** Start Material supplied **

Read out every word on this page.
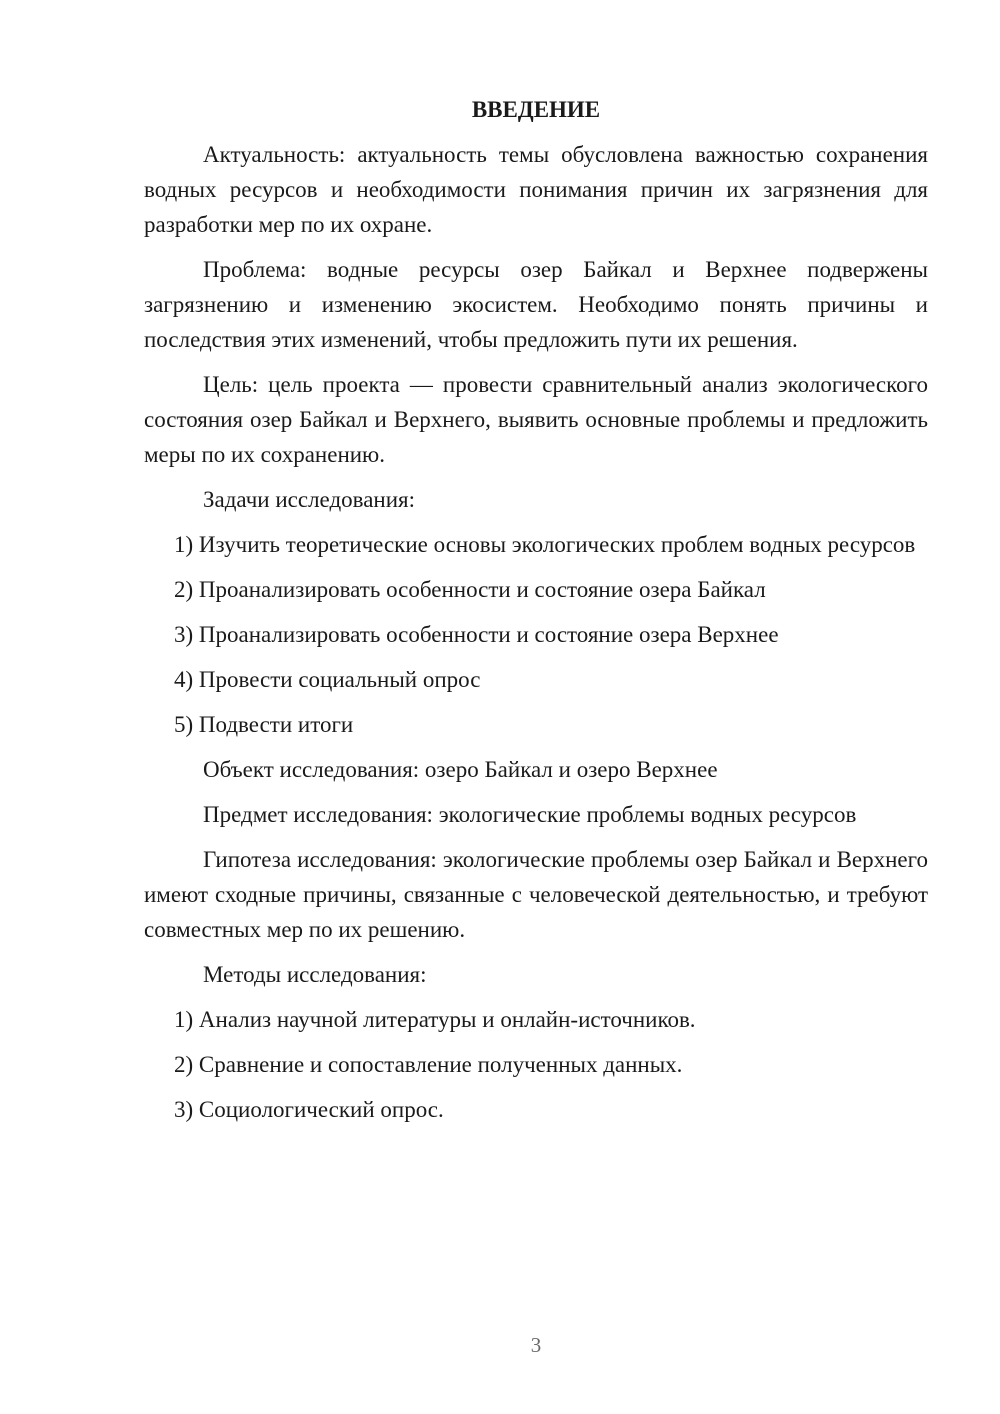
ВВЕДЕНИЕ

Актуальность: актуальность темы обусловлена важностью сохранения водных ресурсов и необходимости понимания причин их загрязнения для разработки мер по их охране.

Проблема: водные ресурсы озер Байкал и Верхнее подвержены загрязнению и изменению экосистем. Необходимо понять причины и последствия этих изменений, чтобы предложить пути их решения.

Цель: цель проекта — провести сравнительный анализ экологического состояния озер Байкал и Верхнего, выявить основные проблемы и предложить меры по их сохранению.

Задачи исследования:

1) Изучить теоретические основы экологических проблем водных ресурсов

2) Проанализировать особенности и состояние озера Байкал
3) Проанализировать особенности и состояние озера Верхнее
4) Провести социальный опрос
5) Подвести итоги
Объект исследования: озеро Байкал и озеро Верхнее
Предмет исследования: экологические проблемы водных ресурсов

Гипотеза исследования: экологические проблемы озер Байкал и Верхнего имеют сходные причины, связанные с человеческой деятельностью, и требуют совместных мер по их решению.

Методы исследования:
1) Анализ научной литературы и онлайн-источников.
2) Сравнение и сопоставление полученных данных.
3) Социологический опрос.
3
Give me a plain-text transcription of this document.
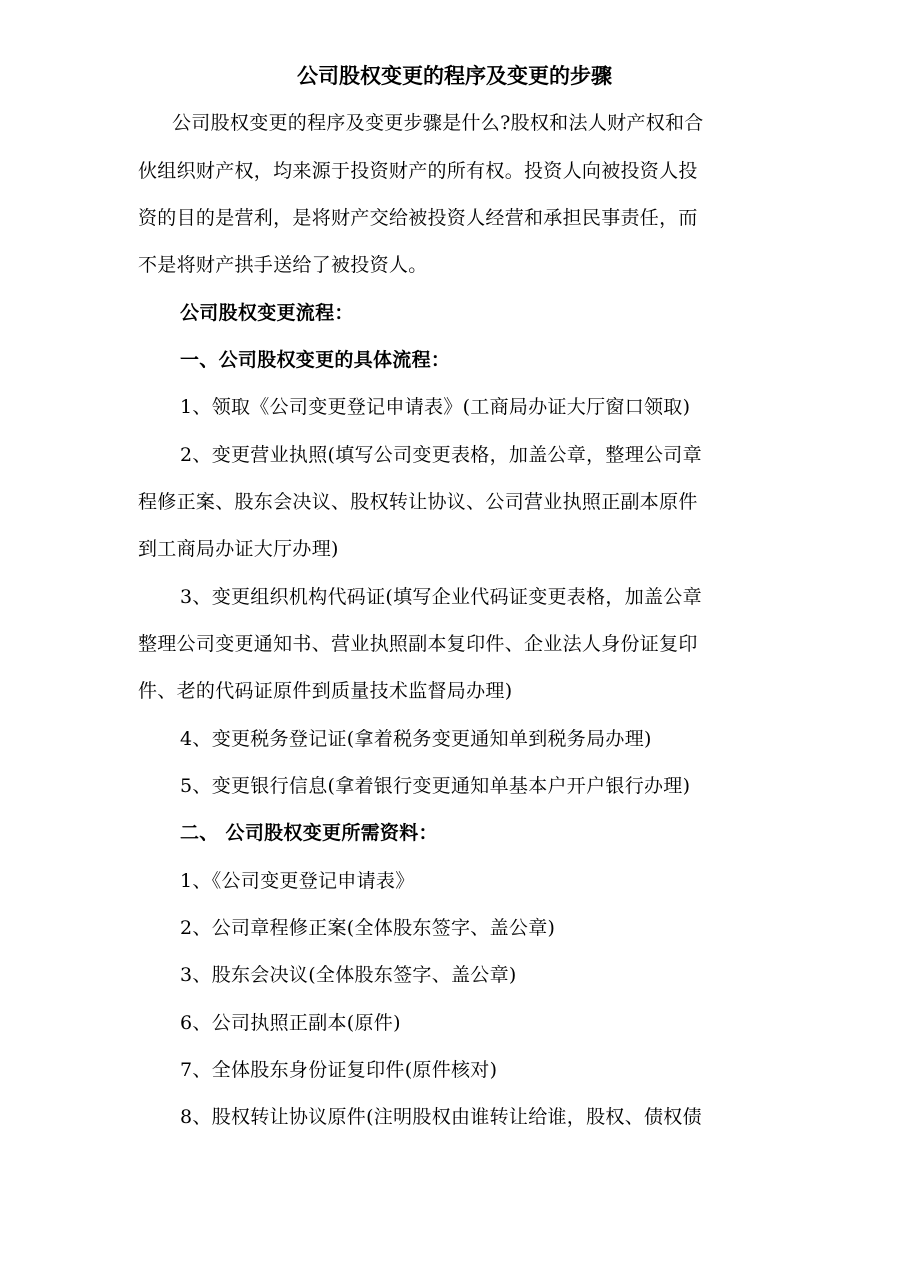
公司股权变更的程序及变更的步骤
公司股权变更的程序及变更步骤是什么?股权和法人财产权和合
伙组织财产权，均来源于投资财产的所有权。投资人向被投资人投
资的目的是营利，是将财产交给被投资人经营和承担民事责任，而
不是将财产拱手送给了被投资人。
公司股权变更流程：
一、公司股权变更的具体流程：
1、领取《公司变更登记申请表》(工商局办证大厅窗口领取)
2、变更营业执照(填写公司变更表格，加盖公章，整理公司章
程修正案、股东会决议、股权转让协议、公司营业执照正副本原件
到工商局办证大厅办理)
3、变更组织机构代码证(填写企业代码证变更表格，加盖公章
整理公司变更通知书、营业执照副本复印件、企业法人身份证复印
件、老的代码证原件到质量技术监督局办理)
4、变更税务登记证(拿着税务变更通知单到税务局办理)
5、变更银行信息(拿着银行变更通知单基本户开户银行办理)
二、 公司股权变更所需资料：
1、《公司变更登记申请表》
2、公司章程修正案(全体股东签字、盖公章)
3、股东会决议(全体股东签字、盖公章)
6、公司执照正副本(原件)
7、全体股东身份证复印件(原件核对)
8、股权转让协议原件(注明股权由谁转让给谁，股权、债权债
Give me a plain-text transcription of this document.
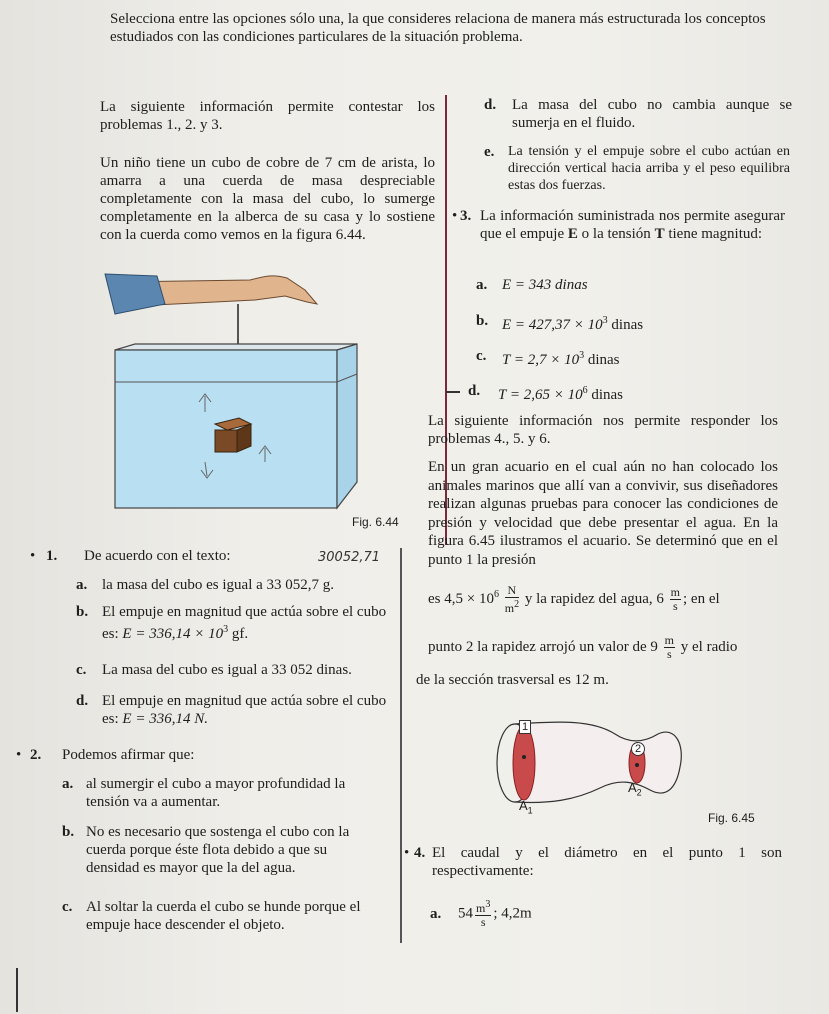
Selecciona entre las opciones sólo una, la que consideres relaciona de manera más estructurada los conceptos estudiados con las condiciones particulares de la situación problema.
La siguiente información permite contestar los problemas 1., 2. y 3.
Un niño tiene un cubo de cobre de 7 cm de arista, lo amarra a una cuerda de masa despreciable completamente con la masa del cubo, lo sumerge completamente en la alberca de su casa y lo sostiene con la cuerda como vemos en la figura 6.44.
Fig. 6.44
• 1. De acuerdo con el texto:	30052,71
a. la masa del cubo es igual a 33 052,7 g.
b. El empuje en magnitud que actúa sobre el cubo es: $E = 336,14 \times 10^3$ gf.
c. La masa del cubo es igual a 33 052 dinas.
d. El empuje en magnitud que actúa sobre el cubo es: E = 336,14 N.
• 2. Podemos afirmar que:
a. al sumergir el cubo a mayor profundidad la tensión va a aumentar.
b. No es necesario que sostenga el cubo con la cuerda porque éste flota debido a que su densidad es mayor que la del agua.
c. Al soltar la cuerda el cubo se hunde porque el empuje hace descender el objeto.
d. La masa del cubo no cambia aunque se sumerja en el fluido.
e. La tensión y el empuje sobre el cubo actúan en dirección vertical hacia arriba y el peso equilibra estas dos fuerzas.
• 3. La información suministrada nos permite asegurar que el empuje E o la tensión T tiene magnitud:
a. E = 343 dinas
b. $E = 427,37 \times 10^3$ dinas
c. $T = 2,7 \times 10^3$ dinas
d. $T = 2,65 \times 10^6$ dinas
La siguiente información nos permite responder los problemas 4., 5. y 6.
En un gran acuario en el cual aún no han colocado los animales marinos que allí van a convivir, sus diseñadores realizan algunas pruebas para conocer las condiciones de presión y velocidad que debe presentar el agua. En la figura 6.45 ilustramos el acuario. Se determinó que en el punto 1 la presión
es $4,5 \times 10^6 \frac{N}{m^2}$ y la rapidez del agua, $6 \frac{m}{s}$ ; en el
punto 2 la rapidez arrojó un valor de $9 \frac{m}{s}$ y el radio
de la sección trasversal es 12 m.
1
2
$A_1$
$A_2$
Fig. 6.45
• 4. El caudal y el diámetro en el punto 1 son respectivamente:
a. $54 \frac{m^3}{s}$ ; 4,2m
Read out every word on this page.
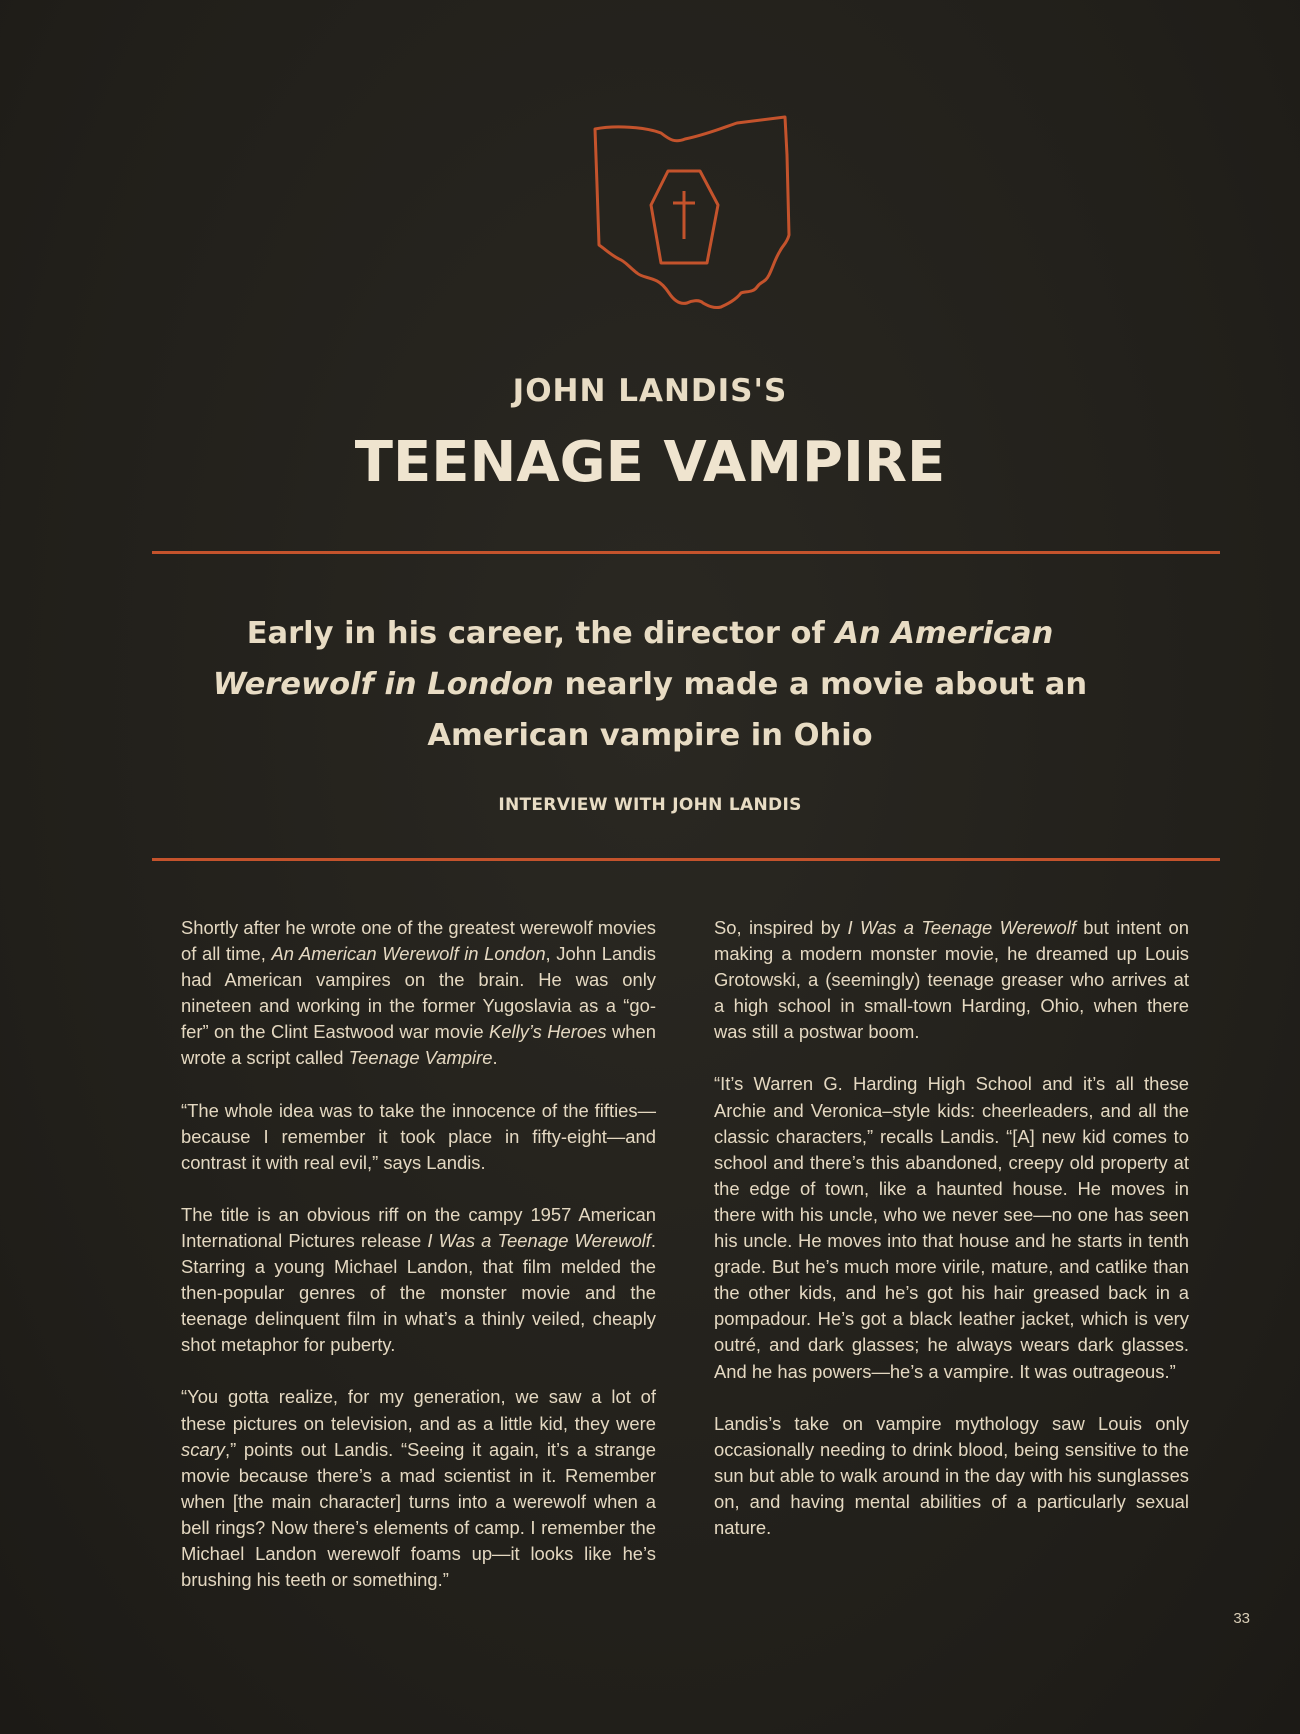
JOHN LANDIS'S
TEENAGE VAMPIRE

Early in his career, the director of An American Werewolf in London nearly made a movie about an American vampire in Ohio

INTERVIEW WITH JOHN LANDIS

Shortly after he wrote one of the greatest werewolf movies of all time, An American Werewolf in London, John Landis had American vampires on the brain. He was only nineteen and working in the former Yugoslavia as a “go-fer” on the Clint Eastwood war movie Kelly’s Heroes when wrote a script called Teenage Vampire.

“The whole idea was to take the innocence of the fifties—because I remember it took place in fifty-eight—and contrast it with real evil,” says Landis.

The title is an obvious riff on the campy 1957 American International Pictures release I Was a Teenage Werewolf. Starring a young Michael Landon, that film melded the then-popular genres of the monster movie and the teenage delinquent film in what’s a thinly veiled, cheaply shot metaphor for puberty.

“You gotta realize, for my generation, we saw a lot of these pictures on television, and as a little kid, they were scary,” points out Landis. “Seeing it again, it’s a strange movie because there’s a mad scientist in it. Remember when [the main character] turns into a werewolf when a bell rings? Now there’s elements of camp. I remember the Michael Landon werewolf foams up—it looks like he’s brushing his teeth or something.”

So, inspired by I Was a Teenage Werewolf but intent on making a modern monster movie, he dreamed up Louis Grotowski, a (seemingly) teenage greaser who arrives at a high school in small-town Harding, Ohio, when there was still a postwar boom.

“It’s Warren G. Harding High School and it’s all these Archie and Veronica–style kids: cheerleaders, and all the classic characters,” recalls Landis. “[A] new kid comes to school and there’s this abandoned, creepy old property at the edge of town, like a haunted house. He moves in there with his uncle, who we never see—no one has seen his uncle. He moves into that house and he starts in tenth grade. But he’s much more virile, mature, and catlike than the other kids, and he’s got his hair greased back in a pompadour. He’s got a black leather jacket, which is very outré, and dark glasses; he always wears dark glasses. And he has powers—he’s a vampire. It was outrageous.”

Landis’s take on vampire mythology saw Louis only occasionally needing to drink blood, being sensitive to the sun but able to walk around in the day with his sunglasses on, and having mental abilities of a particularly sexual nature.

33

** End Material supplied **

[Exercise directions]:
Above are entries; state the number of lines among them that contain "Louis", and nothing else.

[Full answer]:
2